> [Exercise task 1]
In the Berger Paints passage below, list every amount given in rupees, along with what each amount measures.
> [Exercise task 2]
According to the Berger Paints passage below, which two peer companies did Berger Paints beat on volume growth?
> [Exercise task 3]
Summarize the Berger Paints passage below in two sentences.

Berger Paints, India’s second-largest decorative paints company, Q1 FY19 performance came in ahead of expectations as it reported double-digit volume growth, way ahead of peers: Asian Paints and Kansai Nerolac. Operating margin expanded despite inflationary cost pressures on account of cost control measures and economies of scale. The company continues to remain market leader in its segment and appears to be on a secular growth path as it continues to grow faster than the industry and gain market share.

Result snapshot

For the quarter gone by, revenue increased 18.9 percent year-on-year (YoY) to Rs 1,483 crore. Gross margin declined 39.5 percent (versus 40.6 percent YoY) as the company is facing input cost pressures, amid increasing crude prices. Earnings before interest, tax, depreciation and amortisation (EBITDA) increased 23 percent YoY to Rs 227 crore as margin expanded around 50 basis points due to economies of scale and effective cost control measures. Profit after tax increased 22 percent to Rs 134 crore as higher interest costs and taxes were offset by decline in depreciation expenses and increase in other income.

> [Stored data]
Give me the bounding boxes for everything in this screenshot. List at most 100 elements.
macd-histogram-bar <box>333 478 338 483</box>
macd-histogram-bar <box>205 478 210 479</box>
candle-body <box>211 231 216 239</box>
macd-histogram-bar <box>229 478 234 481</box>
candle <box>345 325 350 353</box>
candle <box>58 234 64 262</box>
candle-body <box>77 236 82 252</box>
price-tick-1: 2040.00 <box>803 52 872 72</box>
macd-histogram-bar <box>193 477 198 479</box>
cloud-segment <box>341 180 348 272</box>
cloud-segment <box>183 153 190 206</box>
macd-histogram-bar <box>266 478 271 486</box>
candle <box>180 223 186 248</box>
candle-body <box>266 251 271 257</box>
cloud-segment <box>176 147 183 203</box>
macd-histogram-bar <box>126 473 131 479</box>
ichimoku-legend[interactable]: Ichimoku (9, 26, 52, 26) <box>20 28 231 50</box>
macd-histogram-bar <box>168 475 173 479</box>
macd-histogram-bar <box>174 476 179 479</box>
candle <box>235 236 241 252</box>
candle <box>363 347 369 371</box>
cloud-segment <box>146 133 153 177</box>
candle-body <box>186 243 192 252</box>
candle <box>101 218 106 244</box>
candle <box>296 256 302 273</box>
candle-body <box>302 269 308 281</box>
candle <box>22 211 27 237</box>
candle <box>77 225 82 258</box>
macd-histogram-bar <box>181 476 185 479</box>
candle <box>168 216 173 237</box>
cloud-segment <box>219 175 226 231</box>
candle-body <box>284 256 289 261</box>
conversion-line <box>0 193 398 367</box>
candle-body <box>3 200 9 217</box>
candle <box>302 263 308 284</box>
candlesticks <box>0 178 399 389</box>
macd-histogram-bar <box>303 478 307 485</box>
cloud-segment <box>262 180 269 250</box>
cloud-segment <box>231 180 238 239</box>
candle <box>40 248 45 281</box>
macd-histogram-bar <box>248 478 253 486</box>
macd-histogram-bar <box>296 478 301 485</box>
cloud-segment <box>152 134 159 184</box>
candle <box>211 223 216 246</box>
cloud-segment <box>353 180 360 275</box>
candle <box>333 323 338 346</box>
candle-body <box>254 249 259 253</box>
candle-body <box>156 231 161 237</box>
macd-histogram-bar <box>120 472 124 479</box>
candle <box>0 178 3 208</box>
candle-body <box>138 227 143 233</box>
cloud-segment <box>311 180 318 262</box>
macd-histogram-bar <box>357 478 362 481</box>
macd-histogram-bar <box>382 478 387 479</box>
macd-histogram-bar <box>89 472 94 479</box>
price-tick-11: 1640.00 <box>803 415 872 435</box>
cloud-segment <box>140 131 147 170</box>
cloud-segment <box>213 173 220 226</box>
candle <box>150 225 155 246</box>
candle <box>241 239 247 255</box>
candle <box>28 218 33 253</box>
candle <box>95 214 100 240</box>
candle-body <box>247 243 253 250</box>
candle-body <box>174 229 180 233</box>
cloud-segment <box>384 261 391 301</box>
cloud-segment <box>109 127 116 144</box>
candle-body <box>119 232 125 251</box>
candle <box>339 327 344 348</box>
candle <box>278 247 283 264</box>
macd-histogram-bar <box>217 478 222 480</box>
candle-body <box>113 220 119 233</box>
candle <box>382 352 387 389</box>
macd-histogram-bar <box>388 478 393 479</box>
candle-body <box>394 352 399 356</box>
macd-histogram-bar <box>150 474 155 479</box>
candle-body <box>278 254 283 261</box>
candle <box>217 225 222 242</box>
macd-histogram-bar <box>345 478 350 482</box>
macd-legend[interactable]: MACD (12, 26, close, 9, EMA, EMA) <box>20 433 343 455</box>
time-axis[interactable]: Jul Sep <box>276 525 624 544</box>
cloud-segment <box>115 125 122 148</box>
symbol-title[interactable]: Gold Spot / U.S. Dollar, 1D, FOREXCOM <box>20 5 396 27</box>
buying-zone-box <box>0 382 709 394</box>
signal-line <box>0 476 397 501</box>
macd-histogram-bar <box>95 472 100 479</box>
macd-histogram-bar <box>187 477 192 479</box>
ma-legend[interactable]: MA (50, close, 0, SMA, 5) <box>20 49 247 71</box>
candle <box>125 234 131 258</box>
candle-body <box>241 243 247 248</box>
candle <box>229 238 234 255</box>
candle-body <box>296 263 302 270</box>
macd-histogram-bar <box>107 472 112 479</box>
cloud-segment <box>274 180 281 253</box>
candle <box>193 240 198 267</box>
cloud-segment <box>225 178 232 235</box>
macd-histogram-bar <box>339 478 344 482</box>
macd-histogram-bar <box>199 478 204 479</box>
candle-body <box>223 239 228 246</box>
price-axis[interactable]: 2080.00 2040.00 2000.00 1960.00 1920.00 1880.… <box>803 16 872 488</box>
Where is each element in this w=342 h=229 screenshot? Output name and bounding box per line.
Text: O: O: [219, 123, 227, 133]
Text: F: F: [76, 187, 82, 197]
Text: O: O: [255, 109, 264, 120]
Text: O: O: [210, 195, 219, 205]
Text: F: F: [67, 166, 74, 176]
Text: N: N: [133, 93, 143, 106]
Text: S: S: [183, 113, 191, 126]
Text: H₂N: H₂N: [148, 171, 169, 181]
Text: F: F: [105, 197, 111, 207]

> [Task answer 1]
- Revenue: Rs 1,483 crore
- EBITDA: Rs 227 crore
- Profit after tax: Rs 134 crore

> [Task answer 2]
Asian Paints and Kansai Nerolac.

> [Task answer 3]
In Q1 FY19, Berger Paints beat expectations with double-digit volume growth that outpaced its peers. Revenue rose 18.9 percent to Rs 1,483 crore, EBITDA rose 23 percent, and profit after tax rose 22 percent, with cost control and economies of scale widening operating margin despite input cost pressures.